**TASK INSTRUCTIONS**
Copy the listing below in full and skip every picture.

──────── DATA FOR THIS EXERCISE

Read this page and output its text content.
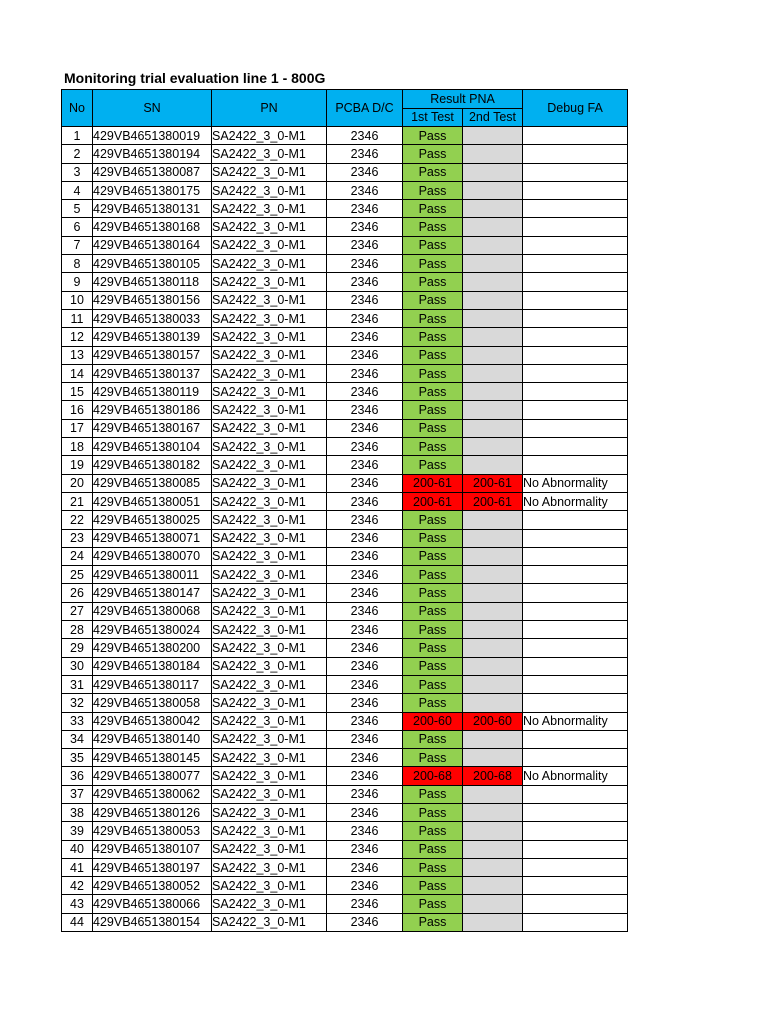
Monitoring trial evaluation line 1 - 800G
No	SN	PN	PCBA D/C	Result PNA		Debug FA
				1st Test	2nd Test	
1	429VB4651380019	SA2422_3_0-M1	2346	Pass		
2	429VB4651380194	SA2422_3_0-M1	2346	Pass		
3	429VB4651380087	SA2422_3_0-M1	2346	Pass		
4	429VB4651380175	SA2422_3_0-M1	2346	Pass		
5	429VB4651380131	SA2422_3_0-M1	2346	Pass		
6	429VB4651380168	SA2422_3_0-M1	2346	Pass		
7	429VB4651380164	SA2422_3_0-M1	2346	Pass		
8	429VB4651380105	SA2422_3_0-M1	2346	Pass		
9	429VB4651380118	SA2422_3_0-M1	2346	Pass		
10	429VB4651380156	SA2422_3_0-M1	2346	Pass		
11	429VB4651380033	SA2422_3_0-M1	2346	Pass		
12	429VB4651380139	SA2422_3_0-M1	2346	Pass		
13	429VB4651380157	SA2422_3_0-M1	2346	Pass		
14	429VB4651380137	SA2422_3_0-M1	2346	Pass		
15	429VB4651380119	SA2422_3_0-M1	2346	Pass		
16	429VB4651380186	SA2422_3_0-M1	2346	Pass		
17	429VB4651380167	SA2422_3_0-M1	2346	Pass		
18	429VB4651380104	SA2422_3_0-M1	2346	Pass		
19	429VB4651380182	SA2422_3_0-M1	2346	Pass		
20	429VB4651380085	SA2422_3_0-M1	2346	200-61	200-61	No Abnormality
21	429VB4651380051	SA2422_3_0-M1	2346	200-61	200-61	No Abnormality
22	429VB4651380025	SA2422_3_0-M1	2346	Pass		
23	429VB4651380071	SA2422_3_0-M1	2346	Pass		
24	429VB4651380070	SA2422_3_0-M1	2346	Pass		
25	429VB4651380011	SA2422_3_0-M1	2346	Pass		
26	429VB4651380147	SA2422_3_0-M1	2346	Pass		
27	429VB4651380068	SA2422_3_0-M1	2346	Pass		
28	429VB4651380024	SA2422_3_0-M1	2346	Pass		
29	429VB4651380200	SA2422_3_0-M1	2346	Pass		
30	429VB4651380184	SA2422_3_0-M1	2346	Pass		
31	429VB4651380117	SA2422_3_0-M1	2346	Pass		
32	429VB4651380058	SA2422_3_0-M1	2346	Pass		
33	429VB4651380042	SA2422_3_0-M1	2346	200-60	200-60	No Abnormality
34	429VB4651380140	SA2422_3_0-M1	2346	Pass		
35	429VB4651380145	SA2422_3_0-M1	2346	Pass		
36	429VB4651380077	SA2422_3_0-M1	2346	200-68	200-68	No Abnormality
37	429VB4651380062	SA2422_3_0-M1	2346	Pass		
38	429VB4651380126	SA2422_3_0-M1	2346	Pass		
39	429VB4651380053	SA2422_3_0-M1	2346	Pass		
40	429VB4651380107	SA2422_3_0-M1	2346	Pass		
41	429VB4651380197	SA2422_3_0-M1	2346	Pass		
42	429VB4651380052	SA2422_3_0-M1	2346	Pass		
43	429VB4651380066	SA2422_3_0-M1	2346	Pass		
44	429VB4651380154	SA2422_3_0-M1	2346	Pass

────────────────

**COMPLETED TASK**
Read this page and output its text content.
Monitoring trial evaluation line 1 - 800G
No	SN	PN	PCBA D/C	Result PNA		Debug FA
				1st Test	2nd Test	
1	429VB4651380019	SA2422_3_0-M1	2346	Pass		
2	429VB4651380194	SA2422_3_0-M1	2346	Pass		
3	429VB4651380087	SA2422_3_0-M1	2346	Pass		
4	429VB4651380175	SA2422_3_0-M1	2346	Pass		
5	429VB4651380131	SA2422_3_0-M1	2346	Pass		
6	429VB4651380168	SA2422_3_0-M1	2346	Pass		
7	429VB4651380164	SA2422_3_0-M1	2346	Pass		
8	429VB4651380105	SA2422_3_0-M1	2346	Pass		
9	429VB4651380118	SA2422_3_0-M1	2346	Pass		
10	429VB4651380156	SA2422_3_0-M1	2346	Pass		
11	429VB4651380033	SA2422_3_0-M1	2346	Pass		
12	429VB4651380139	SA2422_3_0-M1	2346	Pass		
13	429VB4651380157	SA2422_3_0-M1	2346	Pass		
14	429VB4651380137	SA2422_3_0-M1	2346	Pass		
15	429VB4651380119	SA2422_3_0-M1	2346	Pass		
16	429VB4651380186	SA2422_3_0-M1	2346	Pass		
17	429VB4651380167	SA2422_3_0-M1	2346	Pass		
18	429VB4651380104	SA2422_3_0-M1	2346	Pass		
19	429VB4651380182	SA2422_3_0-M1	2346	Pass		
20	429VB4651380085	SA2422_3_0-M1	2346	200-61	200-61	No Abnormality
21	429VB4651380051	SA2422_3_0-M1	2346	200-61	200-61	No Abnormality
22	429VB4651380025	SA2422_3_0-M1	2346	Pass		
23	429VB4651380071	SA2422_3_0-M1	2346	Pass		
24	429VB4651380070	SA2422_3_0-M1	2346	Pass		
25	429VB4651380011	SA2422_3_0-M1	2346	Pass		
26	429VB4651380147	SA2422_3_0-M1	2346	Pass		
27	429VB4651380068	SA2422_3_0-M1	2346	Pass		
28	429VB4651380024	SA2422_3_0-M1	2346	Pass		
29	429VB4651380200	SA2422_3_0-M1	2346	Pass		
30	429VB4651380184	SA2422_3_0-M1	2346	Pass		
31	429VB4651380117	SA2422_3_0-M1	2346	Pass		
32	429VB4651380058	SA2422_3_0-M1	2346	Pass		
33	429VB4651380042	SA2422_3_0-M1	2346	200-60	200-60	No Abnormality
34	429VB4651380140	SA2422_3_0-M1	2346	Pass		
35	429VB4651380145	SA2422_3_0-M1	2346	Pass		
36	429VB4651380077	SA2422_3_0-M1	2346	200-68	200-68	No Abnormality
37	429VB4651380062	SA2422_3_0-M1	2346	Pass		
38	429VB4651380126	SA2422_3_0-M1	2346	Pass		
39	429VB4651380053	SA2422_3_0-M1	2346	Pass		
40	429VB4651380107	SA2422_3_0-M1	2346	Pass		
41	429VB4651380197	SA2422_3_0-M1	2346	Pass		
42	429VB4651380052	SA2422_3_0-M1	2346	Pass		
43	429VB4651380066	SA2422_3_0-M1	2346	Pass		
44	429VB4651380154	SA2422_3_0-M1	2346	Pass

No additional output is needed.